**Text block**:
--------
Helsinki's markets are a big part of city life. The scattergun stalls at Market Square mark the seasons — in summer it's busy and buzzing, in winter it's a few hardy souls in what look like tents, selling warm hats. The daily flea markets at Hietalahti Square are a hive of eccentricity; you can probably pick up unicorn horns and magic elixirs if you rummage among the stalls. Come winter, it's all about the St Thomas Christmas Market. It sprawls along the Esplanade Park, with more Santa hats and roasted chestnuts than you could possibly wish for.

Go shop

The Design District, which is broadly to the south of Bulevardi and Esplanade Park, is a pleasure to browse around. The chain stores generally don't hold sway here, meaning plenty of interior design, indie clothing, jewellery and antiques stores. If you have to pick just one spot, then Design Forum Finland (7 Erottajankatu, designforum.fi) is probably the most interesting all-rounder. It has everything from vases and wooden stools to bags and necklaces, and just about everything looks ooh-I-want-that cool. Stockmann (52 Aleksanterinkatu, stockmann.com)is the big department store, a seven-storey behemoth that takes up a city block and has an upmarket vibe.

Live music

Helsinki is hardly New Orleans but the Happy Jazz Club Storyville (8 Museokatu, 9408 007) is an appealing spot for anyone feeling like getting a dose of Dixieland or swing. For rock music, Tavastia (6 Urho Kekkosen katu, 977 467 420, tavastiaklubi.fi) is generally the safest bet — it attracts a fair smattering of international acts, as well as guitar-wielding locals. But if you're going for a proper cultural experience, head for a metal club such as PRKL (4 Kaisaniemenkatu, 942 832 792, www.prklclub.fi). The Finns tend to like it brutally loud and morbid, and recent line-ups at PRKL have included delights such as Torture Killer and Sacrilegious Impalement. Leave granny at home.

Nightclubs

Ahjo (2 Bulevardi, 207 704 711, ahjoclub.fi) at the Klaus K Hotel is the sort of place people turn up at to look cool but the house music and admirable line-up of international DJs gets the small dance floor pretty busy as the night goes on. Club Playground (10 Iso Roobertinkatu, 405 114 082, clubplayground.fi) is a relatively new kid on the block in Helsinki but it is seen as one of the most credible, serious, electronic music-loving options. Headbangers can join sweaty, like-minded cohorts at late night metal club Heavy Corner (2 Hietaniemenkatu, 9458 4309, heavycorner.com).
--------
Labeled region entries:
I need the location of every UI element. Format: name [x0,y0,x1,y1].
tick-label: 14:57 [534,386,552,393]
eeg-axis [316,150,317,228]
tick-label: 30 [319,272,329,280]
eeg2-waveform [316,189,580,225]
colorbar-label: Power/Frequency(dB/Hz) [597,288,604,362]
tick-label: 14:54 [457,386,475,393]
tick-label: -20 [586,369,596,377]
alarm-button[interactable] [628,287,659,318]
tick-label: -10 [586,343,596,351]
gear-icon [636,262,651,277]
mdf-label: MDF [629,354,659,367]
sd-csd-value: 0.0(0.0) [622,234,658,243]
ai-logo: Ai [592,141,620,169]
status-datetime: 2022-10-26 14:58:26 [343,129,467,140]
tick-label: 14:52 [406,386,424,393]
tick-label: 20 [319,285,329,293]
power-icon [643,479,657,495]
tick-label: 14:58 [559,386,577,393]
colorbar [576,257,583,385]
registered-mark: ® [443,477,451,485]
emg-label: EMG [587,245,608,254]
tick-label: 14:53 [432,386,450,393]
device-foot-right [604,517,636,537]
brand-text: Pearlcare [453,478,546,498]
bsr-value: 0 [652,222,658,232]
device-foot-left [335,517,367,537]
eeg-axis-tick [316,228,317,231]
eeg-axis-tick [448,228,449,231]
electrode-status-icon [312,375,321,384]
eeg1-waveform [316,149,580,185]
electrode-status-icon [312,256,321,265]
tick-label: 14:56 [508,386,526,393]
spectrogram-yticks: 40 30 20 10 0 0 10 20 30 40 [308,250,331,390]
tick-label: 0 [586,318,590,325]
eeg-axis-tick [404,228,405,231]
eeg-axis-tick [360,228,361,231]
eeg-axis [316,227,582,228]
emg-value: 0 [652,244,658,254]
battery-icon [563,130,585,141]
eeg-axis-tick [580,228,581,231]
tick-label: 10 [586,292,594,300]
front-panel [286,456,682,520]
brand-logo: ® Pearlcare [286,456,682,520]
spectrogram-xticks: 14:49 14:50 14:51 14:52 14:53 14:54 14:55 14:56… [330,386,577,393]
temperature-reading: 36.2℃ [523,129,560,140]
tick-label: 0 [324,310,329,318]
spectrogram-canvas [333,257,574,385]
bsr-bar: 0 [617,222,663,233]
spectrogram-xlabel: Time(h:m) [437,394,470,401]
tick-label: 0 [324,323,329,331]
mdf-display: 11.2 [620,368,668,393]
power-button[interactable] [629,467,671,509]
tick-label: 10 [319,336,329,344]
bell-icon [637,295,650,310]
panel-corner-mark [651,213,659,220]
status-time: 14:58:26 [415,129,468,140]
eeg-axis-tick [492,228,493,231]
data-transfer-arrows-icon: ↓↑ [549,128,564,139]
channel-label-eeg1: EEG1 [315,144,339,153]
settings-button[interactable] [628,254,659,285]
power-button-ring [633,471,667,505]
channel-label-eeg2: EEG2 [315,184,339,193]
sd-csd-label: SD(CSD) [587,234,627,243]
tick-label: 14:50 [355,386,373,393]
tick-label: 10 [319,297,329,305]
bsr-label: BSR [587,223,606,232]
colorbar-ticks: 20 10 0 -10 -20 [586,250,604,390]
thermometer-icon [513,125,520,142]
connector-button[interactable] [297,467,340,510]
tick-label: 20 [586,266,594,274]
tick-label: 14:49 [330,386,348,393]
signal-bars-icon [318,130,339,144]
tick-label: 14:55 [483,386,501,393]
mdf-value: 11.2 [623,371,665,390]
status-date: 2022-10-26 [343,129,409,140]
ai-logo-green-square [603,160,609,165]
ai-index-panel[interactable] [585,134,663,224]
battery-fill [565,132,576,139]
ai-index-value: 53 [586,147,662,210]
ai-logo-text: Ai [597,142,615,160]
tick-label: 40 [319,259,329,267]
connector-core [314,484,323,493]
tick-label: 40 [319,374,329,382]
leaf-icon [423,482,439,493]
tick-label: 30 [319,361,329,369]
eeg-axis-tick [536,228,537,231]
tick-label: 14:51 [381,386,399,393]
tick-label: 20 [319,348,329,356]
--------
**Direction**:
Rewrite the part of the Helsinki text from "The Design District, which" to "an upmarket vibe.", substituting "delight" for "pleasure".

**Complete answer**:
The Design District, which is broadly to the south of Bulevardi and Esplanade Park, is a delight to browse around. The chain stores generally don't hold sway here, meaning plenty of interior design, indie clothing, jewellery and antiques stores. If you have to pick just one spot, then Design Forum Finland (7 Erottajankatu, designforum.fi) is probably the most interesting all-rounder. It has everything from vases and wooden stools to bags and necklaces, and just about everything looks ooh-I-want-that cool. Stockmann (52 Aleksanterinkatu, stockmann.com)is the big department store, a seven-storey behemoth that takes up a city block and has an upmarket vibe.